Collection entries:
* Begin *

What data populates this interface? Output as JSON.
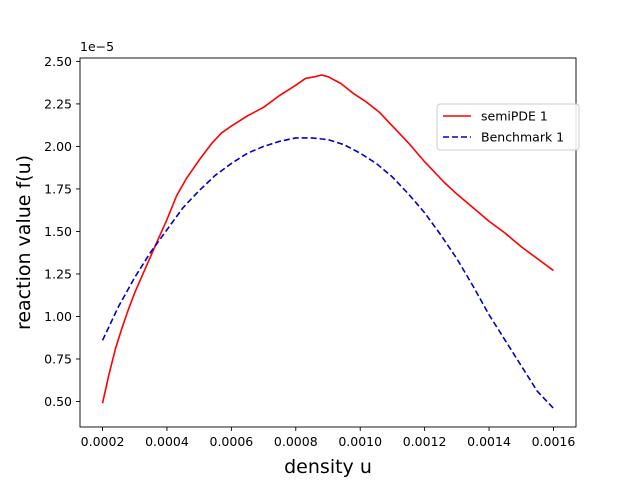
{
  "chart_data": {
    "type": "line",
    "title": "",
    "xlabel": "density u",
    "ylabel": "reaction value f(u)",
    "y_offset_label": "1e−5",
    "xlim": [
      0.00013,
      0.00167
    ],
    "ylim": [
      0.35,
      2.52
    ],
    "y_scale_note": "values in units of 1e-5",
    "grid": false,
    "legend_position": "right",
    "xticks": [
      0.0002,
      0.0004,
      0.0006,
      0.0008,
      0.001,
      0.0012,
      0.0014,
      0.0016
    ],
    "xtick_labels": [
      "0.0002",
      "0.0004",
      "0.0006",
      "0.0008",
      "0.0010",
      "0.0012",
      "0.0014",
      "0.0016"
    ],
    "yticks": [
      0.5,
      0.75,
      1.0,
      1.25,
      1.5,
      1.75,
      2.0,
      2.25,
      2.5
    ],
    "ytick_labels": [
      "0.50",
      "0.75",
      "1.00",
      "1.25",
      "1.50",
      "1.75",
      "2.00",
      "2.25",
      "2.50"
    ],
    "series": [
      {
        "name": "semiPDE 1",
        "color": "#ff0000",
        "dash": "solid",
        "x": [
          0.0002,
          0.00022,
          0.00024,
          0.00026,
          0.00028,
          0.0003,
          0.00033,
          0.00036,
          0.0004,
          0.00043,
          0.00046,
          0.0005,
          0.00054,
          0.00057,
          0.0006,
          0.00065,
          0.0007,
          0.00075,
          0.0008,
          0.00083,
          0.00086,
          0.00088,
          0.0009,
          0.00094,
          0.00098,
          0.00102,
          0.00106,
          0.0011,
          0.00115,
          0.0012,
          0.00126,
          0.0013,
          0.00135,
          0.0014,
          0.00145,
          0.0015,
          0.00155,
          0.0016
        ],
        "y": [
          0.49,
          0.66,
          0.81,
          0.93,
          1.04,
          1.14,
          1.27,
          1.4,
          1.57,
          1.71,
          1.81,
          1.92,
          2.02,
          2.08,
          2.12,
          2.18,
          2.23,
          2.3,
          2.36,
          2.4,
          2.41,
          2.42,
          2.41,
          2.37,
          2.31,
          2.26,
          2.2,
          2.12,
          2.02,
          1.91,
          1.79,
          1.72,
          1.64,
          1.56,
          1.49,
          1.41,
          1.34,
          1.27
        ]
      },
      {
        "name": "Benchmark 1",
        "color": "#0000cc",
        "dash": "dashed",
        "x": [
          0.0002,
          0.00025,
          0.0003,
          0.00035,
          0.0004,
          0.00045,
          0.0005,
          0.00055,
          0.0006,
          0.00065,
          0.0007,
          0.00075,
          0.0008,
          0.00085,
          0.0009,
          0.00095,
          0.001,
          0.00105,
          0.0011,
          0.00115,
          0.0012,
          0.00125,
          0.0013,
          0.00135,
          0.0014,
          0.00145,
          0.0015,
          0.00155,
          0.0016
        ],
        "y": [
          0.86,
          1.06,
          1.23,
          1.38,
          1.51,
          1.64,
          1.74,
          1.83,
          1.9,
          1.96,
          2.0,
          2.03,
          2.05,
          2.05,
          2.04,
          2.01,
          1.96,
          1.9,
          1.82,
          1.72,
          1.61,
          1.48,
          1.34,
          1.18,
          1.01,
          0.86,
          0.71,
          0.56,
          0.46
        ]
      }
    ]
  }
}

* End *

• **EXERCISE**:
Images do not belong in the copy; reproduce all other parts of the records above verbatim.

• **THE COMPLETED TASK**:
What data populates this interface? Output as JSON.
{
  "chart_data": {
    "type": "line",
    "title": "",
    "xlabel": "density u",
    "ylabel": "reaction value f(u)",
    "y_offset_label": "1e−5",
    "xlim": [
      0.00013,
      0.00167
    ],
    "ylim": [
      0.35,
      2.52
    ],
    "y_scale_note": "values in units of 1e-5",
    "grid": false,
    "legend_position": "right",
    "xticks": [
      0.0002,
      0.0004,
      0.0006,
      0.0008,
      0.001,
      0.0012,
      0.0014,
      0.0016
    ],
    "xtick_labels": [
      "0.0002",
      "0.0004",
      "0.0006",
      "0.0008",
      "0.0010",
      "0.0012",
      "0.0014",
      "0.0016"
    ],
    "yticks": [
      0.5,
      0.75,
      1.0,
      1.25,
      1.5,
      1.75,
      2.0,
      2.25,
      2.5
    ],
    "ytick_labels": [
      "0.50",
      "0.75",
      "1.00",
      "1.25",
      "1.50",
      "1.75",
      "2.00",
      "2.25",
      "2.50"
    ],
    "series": [
      {
        "name": "semiPDE 1",
        "color": "#ff0000",
        "dash": "solid",
        "x": [
          0.0002,
          0.00022,
          0.00024,
          0.00026,
          0.00028,
          0.0003,
          0.00033,
          0.00036,
          0.0004,
          0.00043,
          0.00046,
          0.0005,
          0.00054,
          0.00057,
          0.0006,
          0.00065,
          0.0007,
          0.00075,
          0.0008,
          0.00083,
          0.00086,
          0.00088,
          0.0009,
          0.00094,
          0.00098,
          0.00102,
          0.00106,
          0.0011,
          0.00115,
          0.0012,
          0.00126,
          0.0013,
          0.00135,
          0.0014,
          0.00145,
          0.0015,
          0.00155,
          0.0016
        ],
        "y": [
          0.49,
          0.66,
          0.81,
          0.93,
          1.04,
          1.14,
          1.27,
          1.4,
          1.57,
          1.71,
          1.81,
          1.92,
          2.02,
          2.08,
          2.12,
          2.18,
          2.23,
          2.3,
          2.36,
          2.4,
          2.41,
          2.42,
          2.41,
          2.37,
          2.31,
          2.26,
          2.2,
          2.12,
          2.02,
          1.91,
          1.79,
          1.72,
          1.64,
          1.56,
          1.49,
          1.41,
          1.34,
          1.27
        ]
      },
      {
        "name": "Benchmark 1",
        "color": "#0000cc",
        "dash": "dashed",
        "x": [
          0.0002,
          0.00025,
          0.0003,
          0.00035,
          0.0004,
          0.00045,
          0.0005,
          0.00055,
          0.0006,
          0.00065,
          0.0007,
          0.00075,
          0.0008,
          0.00085,
          0.0009,
          0.00095,
          0.001,
          0.00105,
          0.0011,
          0.00115,
          0.0012,
          0.00125,
          0.0013,
          0.00135,
          0.0014,
          0.00145,
          0.0015,
          0.00155,
          0.0016
        ],
        "y": [
          0.86,
          1.06,
          1.23,
          1.38,
          1.51,
          1.64,
          1.74,
          1.83,
          1.9,
          1.96,
          2.0,
          2.03,
          2.05,
          2.05,
          2.04,
          2.01,
          1.96,
          1.9,
          1.82,
          1.72,
          1.61,
          1.48,
          1.34,
          1.18,
          1.01,
          0.86,
          0.71,
          0.56,
          0.46
        ]
      }
    ]
  }
}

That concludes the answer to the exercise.